▶ Data for this task:
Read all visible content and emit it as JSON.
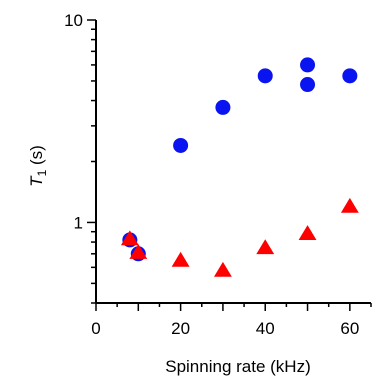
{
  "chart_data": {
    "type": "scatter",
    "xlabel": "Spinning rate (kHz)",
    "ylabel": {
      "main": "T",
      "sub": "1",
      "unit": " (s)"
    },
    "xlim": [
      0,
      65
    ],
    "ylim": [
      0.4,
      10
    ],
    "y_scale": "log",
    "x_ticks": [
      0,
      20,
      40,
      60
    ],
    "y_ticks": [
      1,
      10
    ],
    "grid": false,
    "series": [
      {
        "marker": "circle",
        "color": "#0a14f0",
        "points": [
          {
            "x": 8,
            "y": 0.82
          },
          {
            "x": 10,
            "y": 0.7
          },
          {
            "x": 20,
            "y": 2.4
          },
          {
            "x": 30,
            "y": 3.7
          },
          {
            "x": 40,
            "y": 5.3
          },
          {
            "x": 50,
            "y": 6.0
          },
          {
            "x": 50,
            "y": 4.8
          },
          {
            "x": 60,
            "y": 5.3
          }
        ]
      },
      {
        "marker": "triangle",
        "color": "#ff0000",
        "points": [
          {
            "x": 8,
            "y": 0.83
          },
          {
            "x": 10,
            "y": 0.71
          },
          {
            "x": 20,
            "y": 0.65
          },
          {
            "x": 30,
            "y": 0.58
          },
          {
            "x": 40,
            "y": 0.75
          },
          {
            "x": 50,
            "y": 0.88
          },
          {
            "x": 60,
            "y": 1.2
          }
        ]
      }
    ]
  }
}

▶ What you need to do: Repeat the preceding records precisely, and leave every picture out of the copy.

▶ Response below:
Read all visible content and emit it as JSON.
{
  "chart_data": {
    "type": "scatter",
    "xlabel": "Spinning rate (kHz)",
    "ylabel": {
      "main": "T",
      "sub": "1",
      "unit": " (s)"
    },
    "xlim": [
      0,
      65
    ],
    "ylim": [
      0.4,
      10
    ],
    "y_scale": "log",
    "x_ticks": [
      0,
      20,
      40,
      60
    ],
    "y_ticks": [
      1,
      10
    ],
    "grid": false,
    "series": [
      {
        "marker": "circle",
        "color": "#0a14f0",
        "points": [
          {
            "x": 8,
            "y": 0.82
          },
          {
            "x": 10,
            "y": 0.7
          },
          {
            "x": 20,
            "y": 2.4
          },
          {
            "x": 30,
            "y": 3.7
          },
          {
            "x": 40,
            "y": 5.3
          },
          {
            "x": 50,
            "y": 6.0
          },
          {
            "x": 50,
            "y": 4.8
          },
          {
            "x": 60,
            "y": 5.3
          }
        ]
      },
      {
        "marker": "triangle",
        "color": "#ff0000",
        "points": [
          {
            "x": 8,
            "y": 0.83
          },
          {
            "x": 10,
            "y": 0.71
          },
          {
            "x": 20,
            "y": 0.65
          },
          {
            "x": 30,
            "y": 0.58
          },
          {
            "x": 40,
            "y": 0.75
          },
          {
            "x": 50,
            "y": 0.88
          },
          {
            "x": 60,
            "y": 1.2
          }
        ]
      }
    ]
  }
}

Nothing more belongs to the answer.